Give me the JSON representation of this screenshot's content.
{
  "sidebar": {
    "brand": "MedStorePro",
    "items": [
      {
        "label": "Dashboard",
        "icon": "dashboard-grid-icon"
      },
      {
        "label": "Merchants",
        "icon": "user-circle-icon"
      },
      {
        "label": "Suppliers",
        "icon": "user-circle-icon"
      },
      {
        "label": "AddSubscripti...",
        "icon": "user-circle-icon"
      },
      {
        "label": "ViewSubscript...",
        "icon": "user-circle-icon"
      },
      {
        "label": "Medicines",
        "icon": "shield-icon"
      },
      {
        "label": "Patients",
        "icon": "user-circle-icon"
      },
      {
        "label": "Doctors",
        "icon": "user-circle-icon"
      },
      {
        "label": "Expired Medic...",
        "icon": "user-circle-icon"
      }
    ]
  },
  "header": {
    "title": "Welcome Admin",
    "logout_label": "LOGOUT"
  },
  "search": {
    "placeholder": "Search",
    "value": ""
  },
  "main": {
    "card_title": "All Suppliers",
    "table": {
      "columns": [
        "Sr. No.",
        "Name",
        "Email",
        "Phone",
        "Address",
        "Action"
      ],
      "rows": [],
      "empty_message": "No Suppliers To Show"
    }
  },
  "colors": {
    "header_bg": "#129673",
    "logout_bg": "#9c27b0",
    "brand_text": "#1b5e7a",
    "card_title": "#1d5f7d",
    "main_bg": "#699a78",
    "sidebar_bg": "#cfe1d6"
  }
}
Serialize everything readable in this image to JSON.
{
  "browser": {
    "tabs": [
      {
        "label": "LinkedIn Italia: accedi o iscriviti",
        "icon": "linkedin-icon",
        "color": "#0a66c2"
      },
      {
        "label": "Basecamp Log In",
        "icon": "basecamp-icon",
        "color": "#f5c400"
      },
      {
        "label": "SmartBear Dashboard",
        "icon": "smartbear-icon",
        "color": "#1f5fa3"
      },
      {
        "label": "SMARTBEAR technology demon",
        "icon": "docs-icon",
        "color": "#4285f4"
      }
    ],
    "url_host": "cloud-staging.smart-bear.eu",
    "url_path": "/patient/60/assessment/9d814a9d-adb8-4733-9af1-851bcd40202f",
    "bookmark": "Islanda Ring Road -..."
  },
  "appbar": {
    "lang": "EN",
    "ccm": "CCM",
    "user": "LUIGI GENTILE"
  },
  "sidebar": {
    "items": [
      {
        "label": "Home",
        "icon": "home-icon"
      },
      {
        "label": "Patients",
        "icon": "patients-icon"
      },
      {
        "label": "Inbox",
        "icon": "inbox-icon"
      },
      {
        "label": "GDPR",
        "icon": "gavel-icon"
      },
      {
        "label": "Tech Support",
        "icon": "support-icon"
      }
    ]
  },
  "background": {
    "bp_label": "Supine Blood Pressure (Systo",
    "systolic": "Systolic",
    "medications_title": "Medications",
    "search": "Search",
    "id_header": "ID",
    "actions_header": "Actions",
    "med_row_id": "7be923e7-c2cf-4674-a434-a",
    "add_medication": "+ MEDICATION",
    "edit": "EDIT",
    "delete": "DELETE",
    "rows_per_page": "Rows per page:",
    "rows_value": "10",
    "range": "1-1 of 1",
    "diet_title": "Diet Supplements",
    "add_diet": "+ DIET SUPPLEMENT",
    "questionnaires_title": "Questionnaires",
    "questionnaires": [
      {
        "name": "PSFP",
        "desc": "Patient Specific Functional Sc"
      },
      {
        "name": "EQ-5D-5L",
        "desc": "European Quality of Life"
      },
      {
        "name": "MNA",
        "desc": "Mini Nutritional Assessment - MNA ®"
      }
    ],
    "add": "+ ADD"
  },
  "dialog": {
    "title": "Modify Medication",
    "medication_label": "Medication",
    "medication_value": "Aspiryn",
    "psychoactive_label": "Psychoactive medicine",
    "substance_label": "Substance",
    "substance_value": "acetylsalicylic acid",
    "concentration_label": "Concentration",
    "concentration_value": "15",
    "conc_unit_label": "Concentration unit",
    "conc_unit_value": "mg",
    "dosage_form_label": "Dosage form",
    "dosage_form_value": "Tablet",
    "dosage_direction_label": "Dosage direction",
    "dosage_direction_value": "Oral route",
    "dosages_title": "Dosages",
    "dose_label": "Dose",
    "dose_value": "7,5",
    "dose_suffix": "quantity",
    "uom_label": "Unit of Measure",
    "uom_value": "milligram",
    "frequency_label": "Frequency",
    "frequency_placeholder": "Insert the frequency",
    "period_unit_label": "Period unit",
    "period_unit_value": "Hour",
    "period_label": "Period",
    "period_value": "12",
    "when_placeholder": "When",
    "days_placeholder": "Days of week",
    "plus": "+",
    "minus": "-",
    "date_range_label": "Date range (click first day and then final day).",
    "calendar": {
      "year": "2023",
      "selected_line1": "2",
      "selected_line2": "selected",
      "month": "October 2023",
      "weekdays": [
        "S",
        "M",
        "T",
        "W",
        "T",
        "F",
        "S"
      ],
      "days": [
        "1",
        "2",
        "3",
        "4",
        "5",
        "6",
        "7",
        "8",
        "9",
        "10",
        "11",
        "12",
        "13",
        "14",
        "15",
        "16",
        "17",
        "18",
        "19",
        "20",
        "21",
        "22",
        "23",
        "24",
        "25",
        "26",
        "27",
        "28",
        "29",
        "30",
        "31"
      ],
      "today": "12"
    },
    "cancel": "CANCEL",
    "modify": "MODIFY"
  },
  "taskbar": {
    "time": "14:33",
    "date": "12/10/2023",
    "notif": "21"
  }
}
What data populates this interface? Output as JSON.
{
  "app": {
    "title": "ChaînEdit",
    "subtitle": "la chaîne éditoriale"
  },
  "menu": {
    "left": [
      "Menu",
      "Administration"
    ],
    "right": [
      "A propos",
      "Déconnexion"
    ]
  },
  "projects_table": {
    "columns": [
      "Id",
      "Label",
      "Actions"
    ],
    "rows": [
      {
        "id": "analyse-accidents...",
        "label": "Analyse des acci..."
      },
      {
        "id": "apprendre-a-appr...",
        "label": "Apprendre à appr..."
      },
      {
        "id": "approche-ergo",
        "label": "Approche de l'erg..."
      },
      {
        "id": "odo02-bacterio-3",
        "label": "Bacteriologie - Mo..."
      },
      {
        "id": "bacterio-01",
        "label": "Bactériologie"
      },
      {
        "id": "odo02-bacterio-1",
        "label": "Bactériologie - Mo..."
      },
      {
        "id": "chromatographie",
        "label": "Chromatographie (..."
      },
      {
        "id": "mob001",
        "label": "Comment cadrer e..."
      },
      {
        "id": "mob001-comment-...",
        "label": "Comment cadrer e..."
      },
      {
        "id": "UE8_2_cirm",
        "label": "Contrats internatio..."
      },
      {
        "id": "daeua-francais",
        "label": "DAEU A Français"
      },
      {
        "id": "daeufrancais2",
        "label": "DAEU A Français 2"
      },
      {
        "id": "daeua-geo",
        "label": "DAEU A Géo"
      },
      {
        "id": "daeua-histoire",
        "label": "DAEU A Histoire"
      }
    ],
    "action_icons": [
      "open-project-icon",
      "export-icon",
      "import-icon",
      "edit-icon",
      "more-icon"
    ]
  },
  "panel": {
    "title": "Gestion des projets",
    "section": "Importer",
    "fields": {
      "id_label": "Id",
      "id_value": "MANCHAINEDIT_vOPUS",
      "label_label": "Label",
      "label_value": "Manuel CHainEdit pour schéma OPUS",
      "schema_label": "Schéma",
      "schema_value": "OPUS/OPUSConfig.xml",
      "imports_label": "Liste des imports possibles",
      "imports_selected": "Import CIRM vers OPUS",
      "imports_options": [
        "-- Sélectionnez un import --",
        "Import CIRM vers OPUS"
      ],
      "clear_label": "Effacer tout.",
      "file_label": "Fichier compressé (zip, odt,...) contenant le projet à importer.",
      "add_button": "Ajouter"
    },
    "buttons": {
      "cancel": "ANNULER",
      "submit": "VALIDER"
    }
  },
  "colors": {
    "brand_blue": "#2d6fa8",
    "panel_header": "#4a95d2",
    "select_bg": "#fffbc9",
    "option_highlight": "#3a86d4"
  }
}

— EXERCISE DETAILS —
How many lines in this listing contain "Français"? Give that number and stop.

— WRITTEN ANSWER —
2